**Task to carry out**
Write down each entry again, exactly as it reads.

Stored records:
• • • • • • •

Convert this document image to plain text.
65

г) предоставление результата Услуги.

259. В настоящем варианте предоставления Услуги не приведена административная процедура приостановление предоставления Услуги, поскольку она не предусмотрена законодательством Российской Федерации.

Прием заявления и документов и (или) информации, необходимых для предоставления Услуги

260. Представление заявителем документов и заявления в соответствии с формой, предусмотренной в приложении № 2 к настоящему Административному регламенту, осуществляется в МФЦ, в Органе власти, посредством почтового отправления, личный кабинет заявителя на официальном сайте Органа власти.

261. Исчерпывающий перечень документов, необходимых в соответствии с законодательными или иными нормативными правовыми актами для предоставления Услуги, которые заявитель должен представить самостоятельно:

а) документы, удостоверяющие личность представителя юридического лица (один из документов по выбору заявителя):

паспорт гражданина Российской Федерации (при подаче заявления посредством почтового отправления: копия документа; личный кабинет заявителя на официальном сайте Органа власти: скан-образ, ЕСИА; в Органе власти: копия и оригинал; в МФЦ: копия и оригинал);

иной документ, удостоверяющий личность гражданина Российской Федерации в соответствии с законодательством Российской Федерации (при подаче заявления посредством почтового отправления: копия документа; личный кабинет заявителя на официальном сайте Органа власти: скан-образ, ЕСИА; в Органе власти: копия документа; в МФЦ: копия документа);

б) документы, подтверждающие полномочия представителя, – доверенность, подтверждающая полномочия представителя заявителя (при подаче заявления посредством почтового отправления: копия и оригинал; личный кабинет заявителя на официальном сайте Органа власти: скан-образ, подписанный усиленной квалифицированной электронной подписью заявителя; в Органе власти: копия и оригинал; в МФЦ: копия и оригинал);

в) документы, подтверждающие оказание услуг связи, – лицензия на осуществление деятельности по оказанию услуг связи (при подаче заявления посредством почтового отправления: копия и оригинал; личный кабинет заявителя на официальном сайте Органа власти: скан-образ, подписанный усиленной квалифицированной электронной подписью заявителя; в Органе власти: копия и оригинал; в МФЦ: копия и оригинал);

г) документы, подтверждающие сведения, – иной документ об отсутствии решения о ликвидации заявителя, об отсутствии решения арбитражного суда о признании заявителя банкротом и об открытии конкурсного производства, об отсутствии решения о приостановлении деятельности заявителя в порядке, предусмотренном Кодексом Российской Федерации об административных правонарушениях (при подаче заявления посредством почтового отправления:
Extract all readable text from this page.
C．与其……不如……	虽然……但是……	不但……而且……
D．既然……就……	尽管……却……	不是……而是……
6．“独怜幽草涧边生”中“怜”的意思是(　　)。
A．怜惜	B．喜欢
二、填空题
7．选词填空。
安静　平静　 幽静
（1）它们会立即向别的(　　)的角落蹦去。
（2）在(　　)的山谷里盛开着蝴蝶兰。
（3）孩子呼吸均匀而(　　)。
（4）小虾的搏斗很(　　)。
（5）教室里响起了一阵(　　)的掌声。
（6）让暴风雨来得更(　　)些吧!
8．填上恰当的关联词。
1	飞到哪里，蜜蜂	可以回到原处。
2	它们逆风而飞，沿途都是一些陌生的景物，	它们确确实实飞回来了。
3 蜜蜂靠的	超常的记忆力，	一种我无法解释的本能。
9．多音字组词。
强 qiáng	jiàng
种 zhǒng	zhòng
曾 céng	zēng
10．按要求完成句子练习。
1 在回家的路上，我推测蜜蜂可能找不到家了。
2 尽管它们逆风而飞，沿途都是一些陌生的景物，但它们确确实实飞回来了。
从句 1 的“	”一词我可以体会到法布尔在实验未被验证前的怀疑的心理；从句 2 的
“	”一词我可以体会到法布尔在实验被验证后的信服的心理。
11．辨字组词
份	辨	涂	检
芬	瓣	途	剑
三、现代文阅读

• • • • • • •

**The solution**
Convert this document image to plain text.
65

г) предоставление результата Услуги.

259. В настоящем варианте предоставления Услуги не приведена административная процедура приостановление предоставления Услуги, поскольку она не предусмотрена законодательством Российской Федерации.

Прием заявления и документов и (или) информации, необходимых для предоставления Услуги

260. Представление заявителем документов и заявления в соответствии с формой, предусмотренной в приложении № 2 к настоящему Административному регламенту, осуществляется в МФЦ, в Органе власти, посредством почтового отправления, личный кабинет заявителя на официальном сайте Органа власти.

261. Исчерпывающий перечень документов, необходимых в соответствии с законодательными или иными нормативными правовыми актами для предоставления Услуги, которые заявитель должен представить самостоятельно:

а) документы, удостоверяющие личность представителя юридического лица (один из документов по выбору заявителя):

паспорт гражданина Российской Федерации (при подаче заявления посредством почтового отправления: копия документа; личный кабинет заявителя на официальном сайте Органа власти: скан-образ, ЕСИА; в Органе власти: копия и оригинал; в МФЦ: копия и оригинал);

иной документ, удостоверяющий личность гражданина Российской Федерации в соответствии с законодательством Российской Федерации (при подаче заявления посредством почтового отправления: копия документа; личный кабинет заявителя на официальном сайте Органа власти: скан-образ, ЕСИА; в Органе власти: копия документа; в МФЦ: копия документа);

б) документы, подтверждающие полномочия представителя, – доверенность, подтверждающая полномочия представителя заявителя (при подаче заявления посредством почтового отправления: копия и оригинал; личный кабинет заявителя на официальном сайте Органа власти: скан-образ, подписанный усиленной квалифицированной электронной подписью заявителя; в Органе власти: копия и оригинал; в МФЦ: копия и оригинал);

в) документы, подтверждающие оказание услуг связи, – лицензия на осуществление деятельности по оказанию услуг связи (при подаче заявления посредством почтового отправления: копия и оригинал; личный кабинет заявителя на официальном сайте Органа власти: скан-образ, подписанный усиленной квалифицированной электронной подписью заявителя; в Органе власти: копия и оригинал; в МФЦ: копия и оригинал);

г) документы, подтверждающие сведения, – иной документ об отсутствии решения о ликвидации заявителя, об отсутствии решения арбитражного суда о признании заявителя банкротом и об открытии конкурсного производства, об отсутствии решения о приостановлении деятельности заявителя в порядке, предусмотренном Кодексом Российской Федерации об административных правонарушениях (при подаче заявления посредством почтового отправления:
Extract all readable text from this page.
C．与其……不如……	虽然……但是……	不但……而且……
D．既然……就……	尽管……却……	不是……而是……
6．“独怜幽草涧边生”中“怜”的意思是(　　)。
A．怜惜	B．喜欢
二、填空题
7．选词填空。
安静　平静　 幽静
（1）它们会立即向别的(　　)的角落蹦去。
（2）在(　　)的山谷里盛开着蝴蝶兰。
（3）孩子呼吸均匀而(　　)。
（4）小虾的搏斗很(　　)。
（5）教室里响起了一阵(　　)的掌声。
（6）让暴风雨来得更(　　)些吧!
8．填上恰当的关联词。
1	飞到哪里，蜜蜂	可以回到原处。
2	它们逆风而飞，沿途都是一些陌生的景物，	它们确确实实飞回来了。
3 蜜蜂靠的	超常的记忆力，	一种我无法解释的本能。
9．多音字组词。
强 qiáng	jiàng
种 zhǒng	zhòng
曾 céng	zēng
10．按要求完成句子练习。
1 在回家的路上，我推测蜜蜂可能找不到家了。
2 尽管它们逆风而飞，沿途都是一些陌生的景物，但它们确确实实飞回来了。
从句 1 的“	”一词我可以体会到法布尔在实验未被验证前的怀疑的心理；从句 2 的
“	”一词我可以体会到法布尔在实验被验证后的信服的心理。
11．辨字组词
份	辨	涂	检
芬	瓣	途	剑
三、现代文阅读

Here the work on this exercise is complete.